**REQUEST**
Could you write out the records below exactly as they appear, leaving out any pictures?

**ENTRIES SHOWN**
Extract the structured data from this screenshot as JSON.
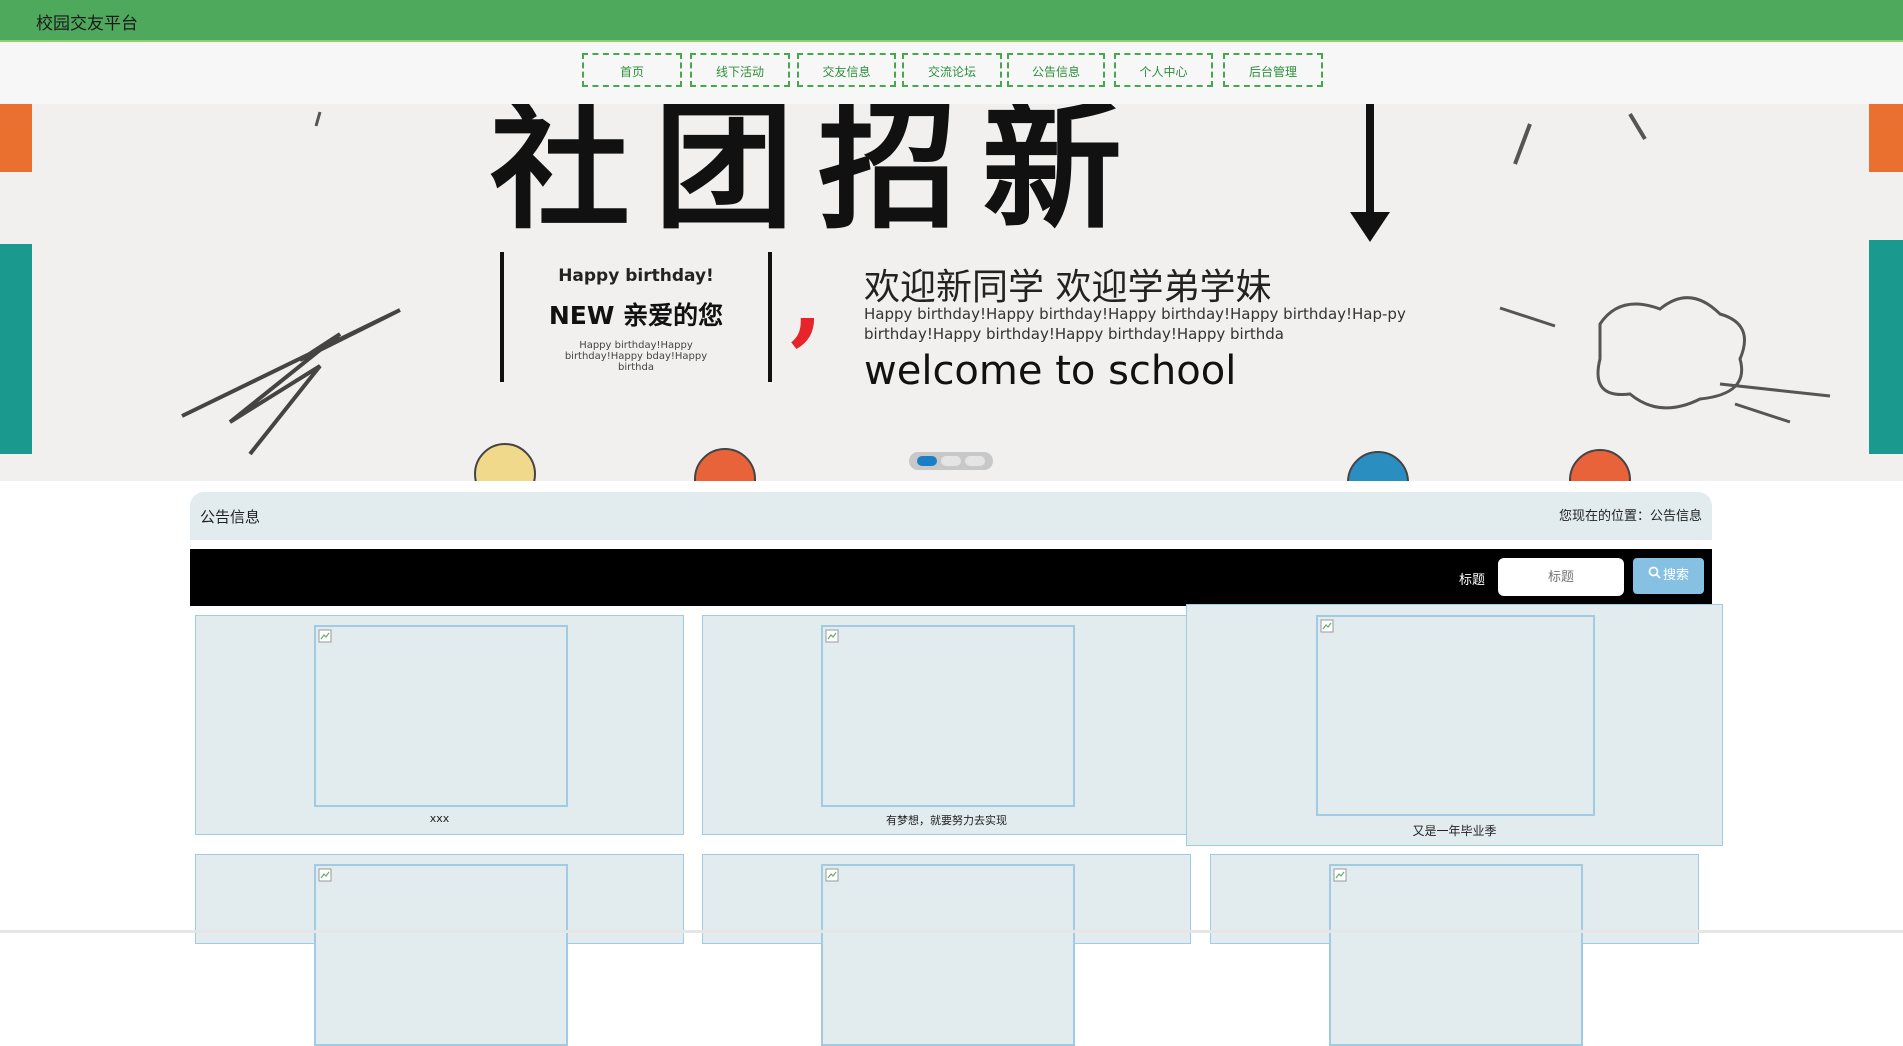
{
  "site": {
    "title": "校园交友平台"
  },
  "nav": {
    "items": [
      {
        "label": "首页"
      },
      {
        "label": "线下活动"
      },
      {
        "label": "交友信息"
      },
      {
        "label": "交流论坛"
      },
      {
        "label": "公告信息"
      },
      {
        "label": "个人中心"
      },
      {
        "label": "后台管理"
      }
    ]
  },
  "banner": {
    "headline_chars": "社团招新",
    "badge_line1": "Happy birthday!",
    "badge_line2": "NEW 亲爱的您",
    "badge_line3": "Happy birthday!Happy birthday!Happy bday!Happy birthda",
    "welcome_cn": "欢迎新同学 欢迎学弟学妹",
    "birthday_text": "Happy birthday!Happy birthday!Happy birthday!Happy birthday!Hap-py birthday!Happy birthday!Happy birthday!Happy birthda",
    "welcome_en": "welcome to school",
    "slides": 3,
    "active_slide": 1
  },
  "breadcrumb": {
    "section_title": "公告信息",
    "location_text": "您现在的位置：公告信息"
  },
  "search": {
    "label": "标题",
    "placeholder": "标题",
    "button_label": "搜索",
    "button_icon": "search-icon"
  },
  "notices": [
    {
      "caption": "xxx"
    },
    {
      "caption": "有梦想，就要努力去实现"
    },
    {
      "caption": "又是一年毕业季"
    },
    {
      "caption": ""
    },
    {
      "caption": ""
    },
    {
      "caption": ""
    }
  ],
  "colors": {
    "header_bg": "#4fa95d",
    "nav_border": "#45a84f",
    "panel_bg": "#e2ecef",
    "card_border": "#9fcbe3",
    "search_button": "#86c0e3",
    "slider_active": "#1a7fc4"
  }
}
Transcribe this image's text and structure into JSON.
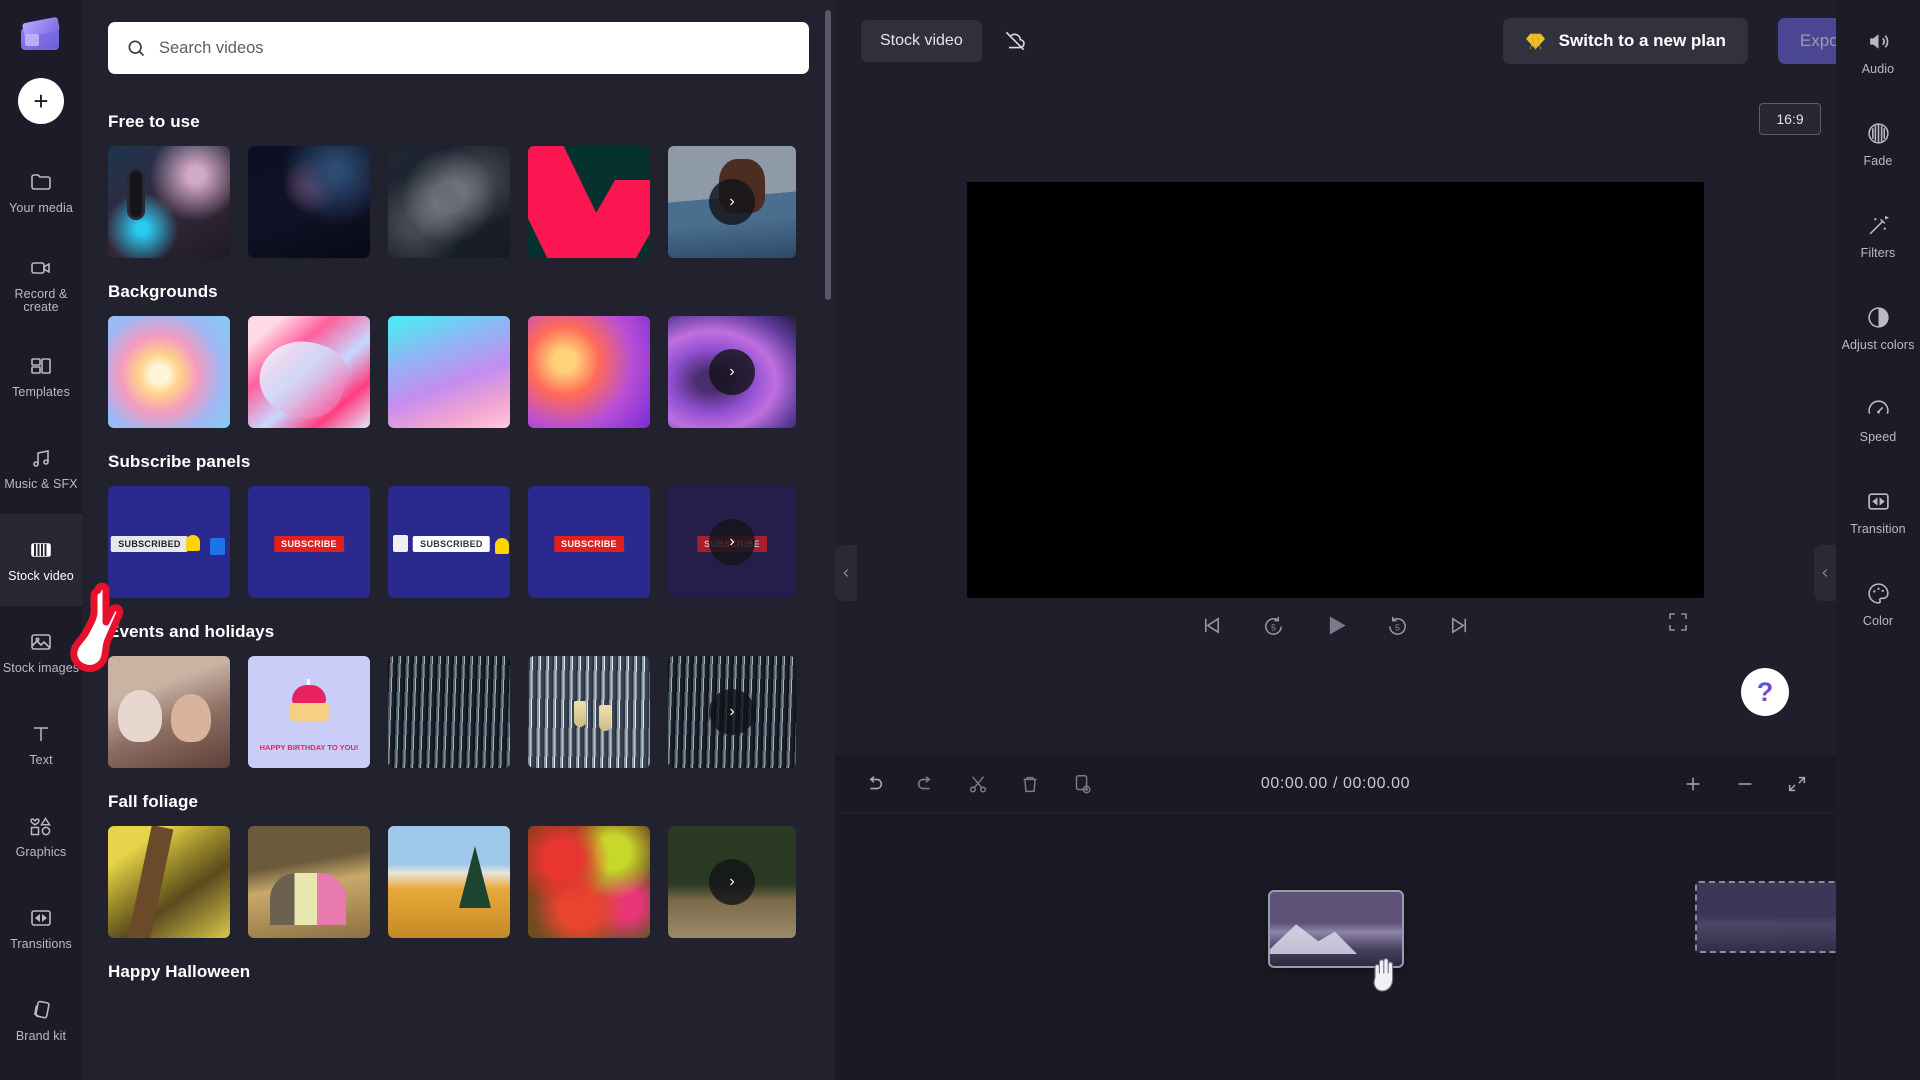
{
  "app": {
    "logo_name": "clipchamp-logo"
  },
  "sidebar": {
    "add_button_label": "+",
    "items": [
      {
        "label": "Your media",
        "icon": "folder-icon",
        "active": false
      },
      {
        "label": "Record & create",
        "icon": "video-camera-icon",
        "active": false
      },
      {
        "label": "Templates",
        "icon": "templates-grid-icon",
        "active": false
      },
      {
        "label": "Music & SFX",
        "icon": "music-note-icon",
        "active": false
      },
      {
        "label": "Stock video",
        "icon": "film-strip-icon",
        "active": true
      },
      {
        "label": "Stock images",
        "icon": "image-icon",
        "active": false
      },
      {
        "label": "Text",
        "icon": "text-t-icon",
        "active": false
      },
      {
        "label": "Graphics",
        "icon": "shapes-icon",
        "active": false
      },
      {
        "label": "Transitions",
        "icon": "transition-icon",
        "active": false
      },
      {
        "label": "Brand kit",
        "icon": "brand-kit-icon",
        "active": false
      }
    ]
  },
  "search": {
    "placeholder": "Search videos",
    "value": "",
    "icon": "search-icon"
  },
  "library": {
    "sections": [
      {
        "title": "Free to use",
        "thumbs": [
          {
            "name": "podcast-microphone-clip",
            "art": "a-mic"
          },
          {
            "name": "dark-bokeh-clip",
            "art": "a-dark"
          },
          {
            "name": "grunge-texture-clip",
            "art": "a-grunge"
          },
          {
            "name": "pink-arrow-graphic-clip",
            "art": "a-arrow"
          },
          {
            "name": "swimmer-clip",
            "art": "a-swim"
          }
        ],
        "more_label": "›"
      },
      {
        "title": "Backgrounds",
        "thumbs": [
          {
            "name": "pastel-swirl-background",
            "art": "bg1"
          },
          {
            "name": "pink-ribbon-background",
            "art": "bg2"
          },
          {
            "name": "cyan-purple-gradient-background",
            "art": "bg3"
          },
          {
            "name": "orange-purple-gradient-background",
            "art": "bg4"
          },
          {
            "name": "violet-wave-background",
            "art": "bg5"
          }
        ],
        "more_label": "›"
      },
      {
        "title": "Subscribe panels",
        "thumbs": [
          {
            "name": "subscribed-bell-panel",
            "art": "sub",
            "badge": "SUBSCRIBED",
            "badge_style": "grey"
          },
          {
            "name": "subscribe-glitch-panel",
            "art": "sub",
            "badge": "SUBSCRIBE",
            "badge_style": "red"
          },
          {
            "name": "subscribed-hand-panel",
            "art": "sub",
            "badge": "SUBSCRIBED",
            "badge_style": "white"
          },
          {
            "name": "subscribe-button-panel",
            "art": "sub",
            "badge": "SUBSCRIBE",
            "badge_style": "red"
          },
          {
            "name": "subscribe-dark-panel",
            "art": "sub",
            "badge": "SUBSCRIBE",
            "badge_style": "red"
          }
        ],
        "more_label": "›"
      },
      {
        "title": "Events and holidays",
        "thumbs": [
          {
            "name": "party-hats-family-clip",
            "art": "ev1"
          },
          {
            "name": "happy-birthday-cupcake-clip",
            "art": "ev2",
            "caption": "HAPPY BIRTHDAY TO YOU!"
          },
          {
            "name": "silver-tinsel-clip",
            "art": "tinsel"
          },
          {
            "name": "champagne-toast-clip",
            "art": "tinsel bright"
          },
          {
            "name": "dark-tinsel-clip",
            "art": "tinsel"
          }
        ],
        "more_label": "›"
      },
      {
        "title": "Fall foliage",
        "thumbs": [
          {
            "name": "yellow-leaves-branch-clip",
            "art": "fa1"
          },
          {
            "name": "family-in-autumn-woods-clip",
            "art": "fa2"
          },
          {
            "name": "autumn-mountain-pine-clip",
            "art": "fa3"
          },
          {
            "name": "red-yellow-maple-clip",
            "art": "fa4"
          },
          {
            "name": "forest-leaf-ground-clip",
            "art": "fa5"
          }
        ],
        "more_label": "›"
      },
      {
        "title": "Happy Halloween",
        "thumbs": [],
        "more_label": "›"
      }
    ]
  },
  "header": {
    "active_tab": "Stock video",
    "cloud_icon": "cloud-off-icon",
    "plan_button": "Switch to a new plan",
    "plan_icon": "gem-icon",
    "export_button": "Export",
    "export_chevron": "chevron-down-icon"
  },
  "preview": {
    "aspect_ratio": "16:9",
    "help_label": "?",
    "controls": {
      "skip_start": "skip-to-start-icon",
      "back5": "rewind-5-icon",
      "play": "play-icon",
      "forward5": "forward-5-icon",
      "skip_end": "skip-to-end-icon",
      "fullscreen": "fullscreen-icon"
    }
  },
  "timeline": {
    "toolbar": {
      "undo": "undo-icon",
      "redo": "redo-icon",
      "split": "scissors-icon",
      "delete": "trash-icon",
      "duplicate": "duplicate-icon",
      "zoom_in": "plus-icon",
      "zoom_out": "minus-icon",
      "fit": "fit-to-screen-icon"
    },
    "time_current": "00:00.00",
    "time_total": "00:00.00",
    "time_display": "00:00.00 / 00:00.00",
    "drag_clip_name": "mountain-sunset-clip",
    "drop_zone_name": "timeline-drop-target"
  },
  "tools": {
    "items": [
      {
        "label": "Audio",
        "icon": "speaker-icon"
      },
      {
        "label": "Fade",
        "icon": "fade-circle-icon"
      },
      {
        "label": "Filters",
        "icon": "magic-wand-icon"
      },
      {
        "label": "Adjust colors",
        "icon": "contrast-circle-icon"
      },
      {
        "label": "Speed",
        "icon": "speedometer-icon"
      },
      {
        "label": "Transition",
        "icon": "transition-icon"
      },
      {
        "label": "Color",
        "icon": "palette-icon"
      }
    ]
  },
  "colors": {
    "app_bg": "#1f1f2b",
    "rail_bg": "#1c1c28",
    "panel_bg": "#22222e",
    "timeline_bg": "#1a1a24",
    "accent_purple": "#4b4691",
    "gem_yellow": "#f2c12e",
    "subscribe_red": "#e02020"
  }
}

**TASK ANSWER**
Extract the structured data from this screenshot as JSON.
{
  "site": {
    "title": "校园交友平台"
  },
  "nav": {
    "items": [
      {
        "label": "首页"
      },
      {
        "label": "线下活动"
      },
      {
        "label": "交友信息"
      },
      {
        "label": "交流论坛"
      },
      {
        "label": "公告信息"
      },
      {
        "label": "个人中心"
      },
      {
        "label": "后台管理"
      }
    ]
  },
  "banner": {
    "headline_chars": "社团招新",
    "badge_line1": "Happy birthday!",
    "badge_line2": "NEW 亲爱的您",
    "badge_line3": "Happy birthday!Happy birthday!Happy bday!Happy birthda",
    "welcome_cn": "欢迎新同学 欢迎学弟学妹",
    "birthday_text": "Happy birthday!Happy birthday!Happy birthday!Happy birthday!Hap-py birthday!Happy birthday!Happy birthday!Happy birthda",
    "welcome_en": "welcome to school",
    "slides": 3,
    "active_slide": 1
  },
  "breadcrumb": {
    "section_title": "公告信息",
    "location_text": "您现在的位置：公告信息"
  },
  "search": {
    "label": "标题",
    "placeholder": "标题",
    "button_label": "搜索",
    "button_icon": "search-icon"
  },
  "notices": [
    {
      "caption": "xxx"
    },
    {
      "caption": "有梦想，就要努力去实现"
    },
    {
      "caption": "又是一年毕业季"
    },
    {
      "caption": ""
    },
    {
      "caption": ""
    },
    {
      "caption": ""
    }
  ],
  "colors": {
    "header_bg": "#4fa95d",
    "nav_border": "#45a84f",
    "panel_bg": "#e2ecef",
    "card_border": "#9fcbe3",
    "search_button": "#86c0e3",
    "slider_active": "#1a7fc4"
  }
}
Transcribe this image's text and structure into JSON.
{
  "app": {
    "logo_name": "clipchamp-logo"
  },
  "sidebar": {
    "add_button_label": "+",
    "items": [
      {
        "label": "Your media",
        "icon": "folder-icon",
        "active": false
      },
      {
        "label": "Record & create",
        "icon": "video-camera-icon",
        "active": false
      },
      {
        "label": "Templates",
        "icon": "templates-grid-icon",
        "active": false
      },
      {
        "label": "Music & SFX",
        "icon": "music-note-icon",
        "active": false
      },
      {
        "label": "Stock video",
        "icon": "film-strip-icon",
        "active": true
      },
      {
        "label": "Stock images",
        "icon": "image-icon",
        "active": false
      },
      {
        "label": "Text",
        "icon": "text-t-icon",
        "active": false
      },
      {
        "label": "Graphics",
        "icon": "shapes-icon",
        "active": false
      },
      {
        "label": "Transitions",
        "icon": "transition-icon",
        "active": false
      },
      {
        "label": "Brand kit",
        "icon": "brand-kit-icon",
        "active": false
      }
    ]
  },
  "search": {
    "placeholder": "Search videos",
    "value": "",
    "icon": "search-icon"
  },
  "library": {
    "sections": [
      {
        "title": "Free to use",
        "thumbs": [
          {
            "name": "podcast-microphone-clip",
            "art": "a-mic"
          },
          {
            "name": "dark-bokeh-clip",
            "art": "a-dark"
          },
          {
            "name": "grunge-texture-clip",
            "art": "a-grunge"
          },
          {
            "name": "pink-arrow-graphic-clip",
            "art": "a-arrow"
          },
          {
            "name": "swimmer-clip",
            "art": "a-swim"
          }
        ],
        "more_label": "›"
      },
      {
        "title": "Backgrounds",
        "thumbs": [
          {
            "name": "pastel-swirl-background",
            "art": "bg1"
          },
          {
            "name": "pink-ribbon-background",
            "art": "bg2"
          },
          {
            "name": "cyan-purple-gradient-background",
            "art": "bg3"
          },
          {
            "name": "orange-purple-gradient-background",
            "art": "bg4"
          },
          {
            "name": "violet-wave-background",
            "art": "bg5"
          }
        ],
        "more_label": "›"
      },
      {
        "title": "Subscribe panels",
        "thumbs": [
          {
            "name": "subscribed-bell-panel",
            "art": "sub",
            "badge": "SUBSCRIBED",
            "badge_style": "grey"
          },
          {
            "name": "subscribe-glitch-panel",
            "art": "sub",
            "badge": "SUBSCRIBE",
            "badge_style": "red"
          },
          {
            "name": "subscribed-hand-panel",
            "art": "sub",
            "badge": "SUBSCRIBED",
            "badge_style": "white"
          },
          {
            "name": "subscribe-button-panel",
            "art": "sub",
            "badge": "SUBSCRIBE",
            "badge_style": "red"
          },
          {
            "name": "subscribe-dark-panel",
            "art": "sub",
            "badge": "SUBSCRIBE",
            "badge_style": "red"
          }
        ],
        "more_label": "›"
      },
      {
        "title": "Events and holidays",
        "thumbs": [
          {
            "name": "party-hats-family-clip",
            "art": "ev1"
          },
          {
            "name": "happy-birthday-cupcake-clip",
            "art": "ev2",
            "caption": "HAPPY BIRTHDAY TO YOU!"
          },
          {
            "name": "silver-tinsel-clip",
            "art": "tinsel"
          },
          {
            "name": "champagne-toast-clip",
            "art": "tinsel bright"
          },
          {
            "name": "dark-tinsel-clip",
            "art": "tinsel"
          }
        ],
        "more_label": "›"
      },
      {
        "title": "Fall foliage",
        "thumbs": [
          {
            "name": "yellow-leaves-branch-clip",
            "art": "fa1"
          },
          {
            "name": "family-in-autumn-woods-clip",
            "art": "fa2"
          },
          {
            "name": "autumn-mountain-pine-clip",
            "art": "fa3"
          },
          {
            "name": "red-yellow-maple-clip",
            "art": "fa4"
          },
          {
            "name": "forest-leaf-ground-clip",
            "art": "fa5"
          }
        ],
        "more_label": "›"
      },
      {
        "title": "Happy Halloween",
        "thumbs": [],
        "more_label": "›"
      }
    ]
  },
  "header": {
    "active_tab": "Stock video",
    "cloud_icon": "cloud-off-icon",
    "plan_button": "Switch to a new plan",
    "plan_icon": "gem-icon",
    "export_button": "Export",
    "export_chevron": "chevron-down-icon"
  },
  "preview": {
    "aspect_ratio": "16:9",
    "help_label": "?",
    "controls": {
      "skip_start": "skip-to-start-icon",
      "back5": "rewind-5-icon",
      "play": "play-icon",
      "forward5": "forward-5-icon",
      "skip_end": "skip-to-end-icon",
      "fullscreen": "fullscreen-icon"
    }
  },
  "timeline": {
    "toolbar": {
      "undo": "undo-icon",
      "redo": "redo-icon",
      "split": "scissors-icon",
      "delete": "trash-icon",
      "duplicate": "duplicate-icon",
      "zoom_in": "plus-icon",
      "zoom_out": "minus-icon",
      "fit": "fit-to-screen-icon"
    },
    "time_current": "00:00.00",
    "time_total": "00:00.00",
    "time_display": "00:00.00 / 00:00.00",
    "drag_clip_name": "mountain-sunset-clip",
    "drop_zone_name": "timeline-drop-target"
  },
  "tools": {
    "items": [
      {
        "label": "Audio",
        "icon": "speaker-icon"
      },
      {
        "label": "Fade",
        "icon": "fade-circle-icon"
      },
      {
        "label": "Filters",
        "icon": "magic-wand-icon"
      },
      {
        "label": "Adjust colors",
        "icon": "contrast-circle-icon"
      },
      {
        "label": "Speed",
        "icon": "speedometer-icon"
      },
      {
        "label": "Transition",
        "icon": "transition-icon"
      },
      {
        "label": "Color",
        "icon": "palette-icon"
      }
    ]
  },
  "colors": {
    "app_bg": "#1f1f2b",
    "rail_bg": "#1c1c28",
    "panel_bg": "#22222e",
    "timeline_bg": "#1a1a24",
    "accent_purple": "#4b4691",
    "gem_yellow": "#f2c12e",
    "subscribe_red": "#e02020"
  }
}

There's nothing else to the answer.